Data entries
* * * * * * *
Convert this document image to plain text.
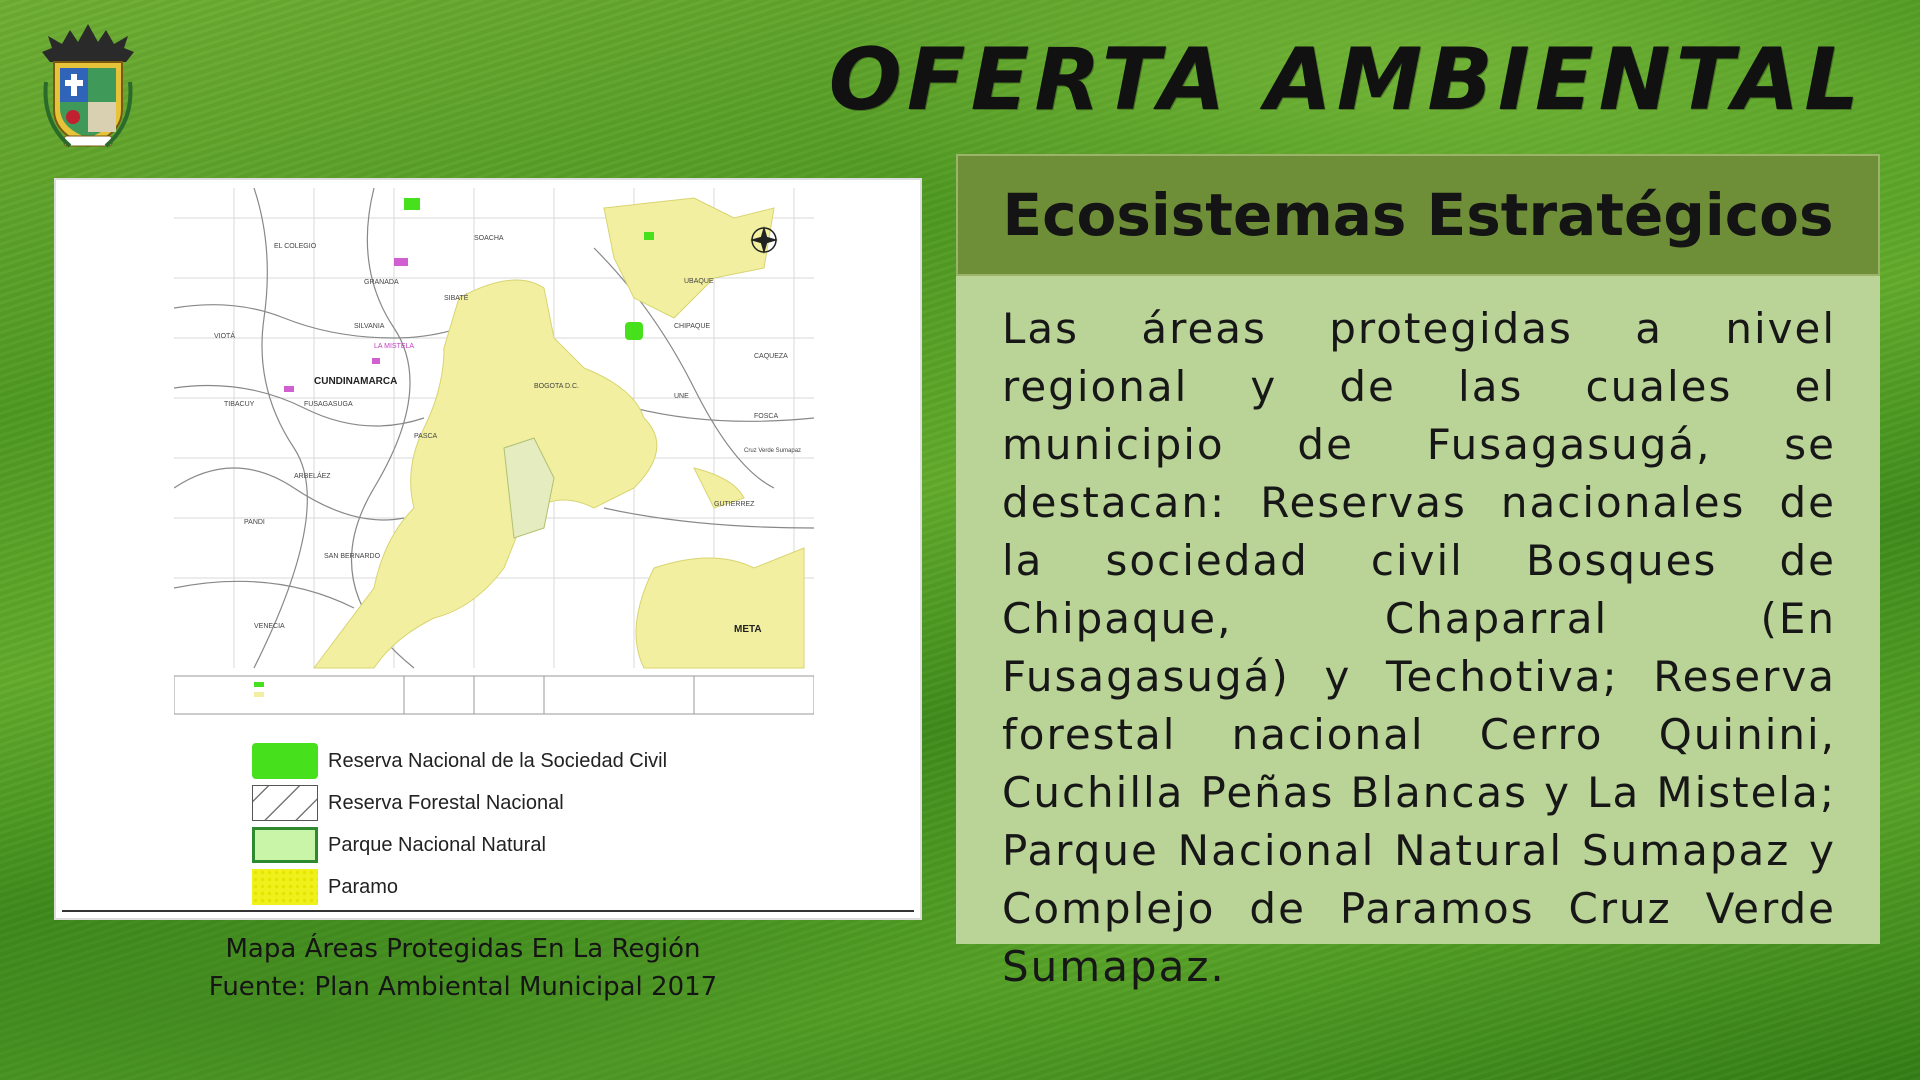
OFERTA AMBIENTAL
EL COLEGIO
SOACHA
GRANADA
SIBATÉ
VIOTÁ
SILVANIA
LA MISTELA
UBAQUE
CHIPAQUE
CAQUEZA
TIBACUY	FUSAGASUGA
BOGOTA D.C.
UNE
FOSCA
PASCA
Cruz Verde Sumapaz
ARBELÁEZ
GUTIERREZ
PANDI
SAN BERNARDO
VENECIA
CUNDINAMARCA
META
Reserva Nacional de la Sociedad Civil
Reserva Forestal Nacional
Parque Nacional Natural
Paramo
Mapa Áreas Protegidas En La Región
Fuente: Plan Ambiental Municipal 2017
Ecosistemas Estratégicos

Las áreas protegidas a nivel regional y de las cuales el municipio de Fusagasugá, se destacan: Reservas nacionales de la sociedad civil Bosques de Chipaque, Chaparral (En Fusagasugá) y Techotiva; Reserva forestal nacional Cerro Quinini, Cuchilla Peñas Blancas y La Mistela; Parque Nacional Natural Sumapaz y Complejo de Paramos Cruz Verde Sumapaz.
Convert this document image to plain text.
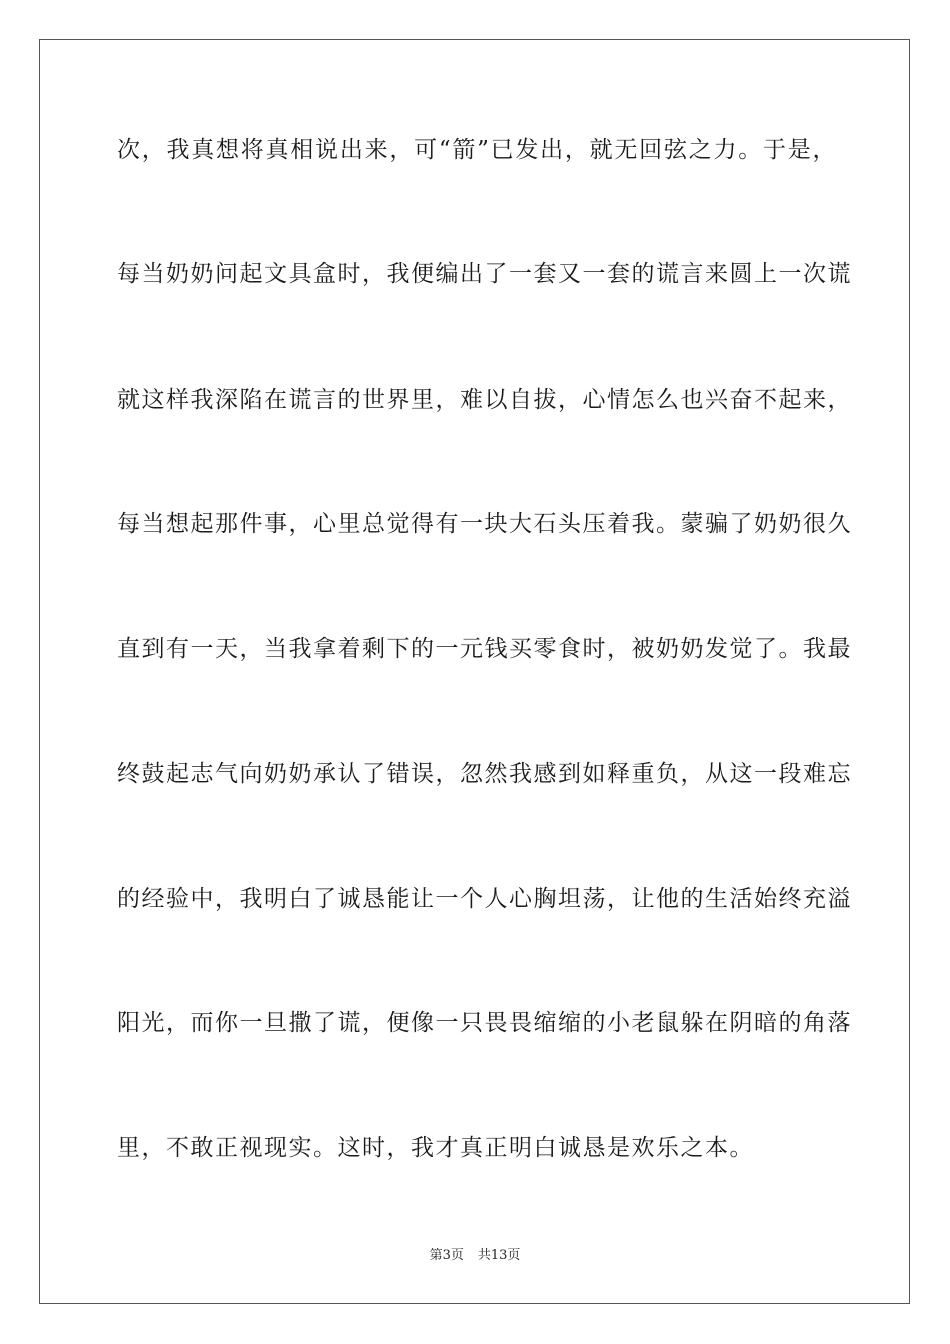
次，我真想将真相说出来，可“箭”已发出，就无回弦之力。于是，
每当奶奶问起文具盒时，我便编出了一套又一套的谎言来圆上一次谎
就这样我深陷在谎言的世界里，难以自拔，心情怎么也兴奋不起来，
每当想起那件事，心里总觉得有一块大石头压着我。蒙骗了奶奶很久
直到有一天，当我拿着剩下的一元钱买零食时，被奶奶发觉了。我最
终鼓起志气向奶奶承认了错误，忽然我感到如释重负，从这一段难忘
的经验中，我明白了诚恳能让一个人心胸坦荡，让他的生活始终充溢
阳光，而你一旦撒了谎，便像一只畏畏缩缩的小老鼠躲在阴暗的角落
里，不敢正视现实。这时，我才真正明白诚恳是欢乐之本。
第3页 共13页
* * * * * * *
Reproduce the full material exactly, excluding the pictures.

Convert this document image to plain text.
OFERTA AMBIENTAL
EL COLEGIO
SOACHA
GRANADA
SIBATÉ
VIOTÁ
SILVANIA
LA MISTELA
UBAQUE
CHIPAQUE
CAQUEZA
TIBACUY	FUSAGASUGA
BOGOTA D.C.
UNE
FOSCA
PASCA
Cruz Verde Sumapaz
ARBELÁEZ
GUTIERREZ
PANDI
SAN BERNARDO
VENECIA
CUNDINAMARCA
META
Reserva Nacional de la Sociedad Civil
Reserva Forestal Nacional
Parque Nacional Natural
Paramo
Mapa Áreas Protegidas En La Región
Fuente: Plan Ambiental Municipal 2017
Ecosistemas Estratégicos

Las áreas protegidas a nivel regional y de las cuales el municipio de Fusagasugá, se destacan: Reservas nacionales de la sociedad civil Bosques de Chipaque, Chaparral (En Fusagasugá) y Techotiva; Reserva forestal nacional Cerro Quinini, Cuchilla Peñas Blancas y La Mistela; Parque Nacional Natural Sumapaz y Complejo de Paramos Cruz Verde Sumapaz.
Convert this document image to plain text.
次，我真想将真相说出来，可“箭”已发出，就无回弦之力。于是，
每当奶奶问起文具盒时，我便编出了一套又一套的谎言来圆上一次谎
就这样我深陷在谎言的世界里，难以自拔，心情怎么也兴奋不起来，
每当想起那件事，心里总觉得有一块大石头压着我。蒙骗了奶奶很久
直到有一天，当我拿着剩下的一元钱买零食时，被奶奶发觉了。我最
终鼓起志气向奶奶承认了错误，忽然我感到如释重负，从这一段难忘
的经验中，我明白了诚恳能让一个人心胸坦荡，让他的生活始终充溢
阳光，而你一旦撒了谎，便像一只畏畏缩缩的小老鼠躲在阴暗的角落
里，不敢正视现实。这时，我才真正明白诚恳是欢乐之本。
第3页 共13页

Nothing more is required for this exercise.